STATED TASK: Exact reproduction of the data is required, with images excluded.

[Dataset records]
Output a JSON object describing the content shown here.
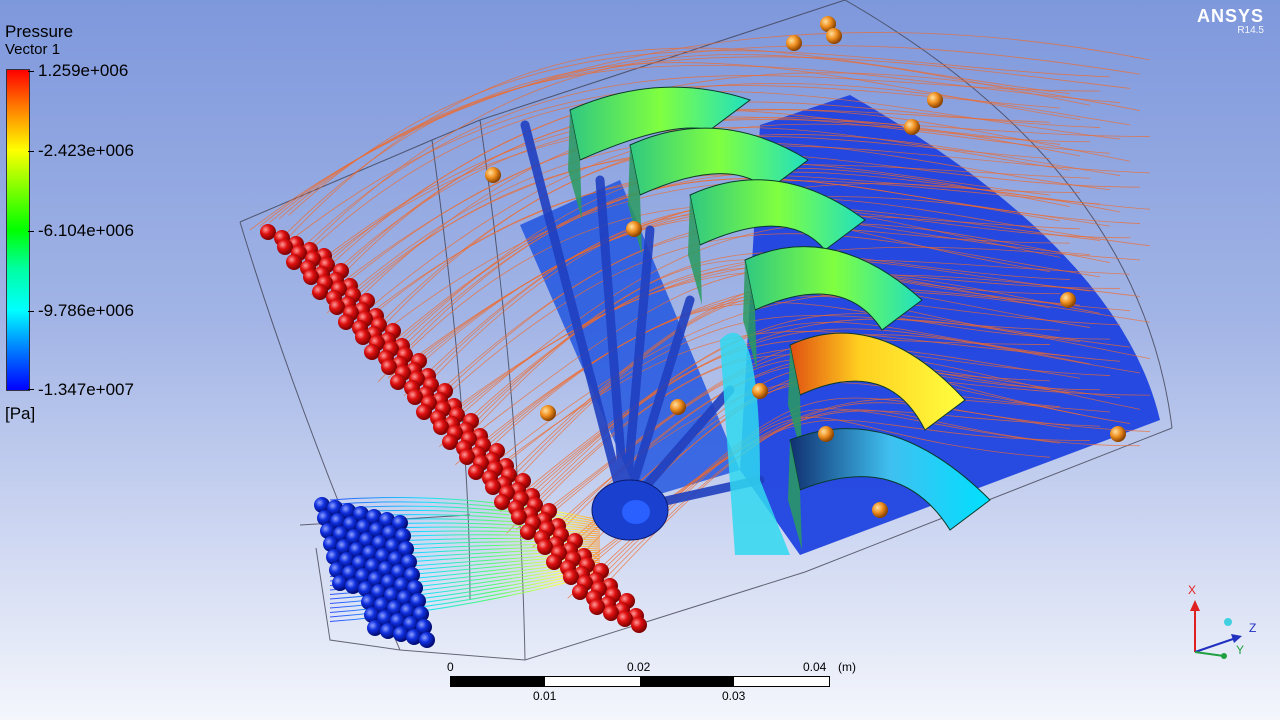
{
  "legend": {
    "variable": "Pressure",
    "object": "Vector 1",
    "ticks": [
      "1.259e+006",
      "-2.423e+006",
      "-6.104e+006",
      "-9.786e+006",
      "-1.347e+007"
    ],
    "unit": "[Pa]"
  },
  "logo": {
    "brand": "ANSYS",
    "release": "R14.5"
  },
  "scale": {
    "top_labels": [
      "0",
      "0.02",
      "0.04"
    ],
    "unit": "(m)",
    "bottom_labels": [
      "0.01",
      "0.03"
    ]
  },
  "triad": {
    "x": "X",
    "y": "Y",
    "z": "Z"
  },
  "colors": {
    "seg_dark": "#000000",
    "seg_light": "#ffffff",
    "inlet_sphere": "#e01010",
    "outlet_sphere": "#1030e0",
    "probe_sphere": "#f09020",
    "streamline": "#f06a2a",
    "axis_x": "#e02020",
    "axis_y": "#20a040",
    "axis_z": "#2030c0"
  }
}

RESULT:
Output a JSON object describing the content shown here.
{
  "legend": {
    "variable": "Pressure",
    "object": "Vector 1",
    "ticks": [
      "1.259e+006",
      "-2.423e+006",
      "-6.104e+006",
      "-9.786e+006",
      "-1.347e+007"
    ],
    "unit": "[Pa]"
  },
  "logo": {
    "brand": "ANSYS",
    "release": "R14.5"
  },
  "scale": {
    "top_labels": [
      "0",
      "0.02",
      "0.04"
    ],
    "unit": "(m)",
    "bottom_labels": [
      "0.01",
      "0.03"
    ]
  },
  "triad": {
    "x": "X",
    "y": "Y",
    "z": "Z"
  },
  "colors": {
    "seg_dark": "#000000",
    "seg_light": "#ffffff",
    "inlet_sphere": "#e01010",
    "outlet_sphere": "#1030e0",
    "probe_sphere": "#f09020",
    "streamline": "#f06a2a",
    "axis_x": "#e02020",
    "axis_y": "#20a040",
    "axis_z": "#2030c0"
  }
}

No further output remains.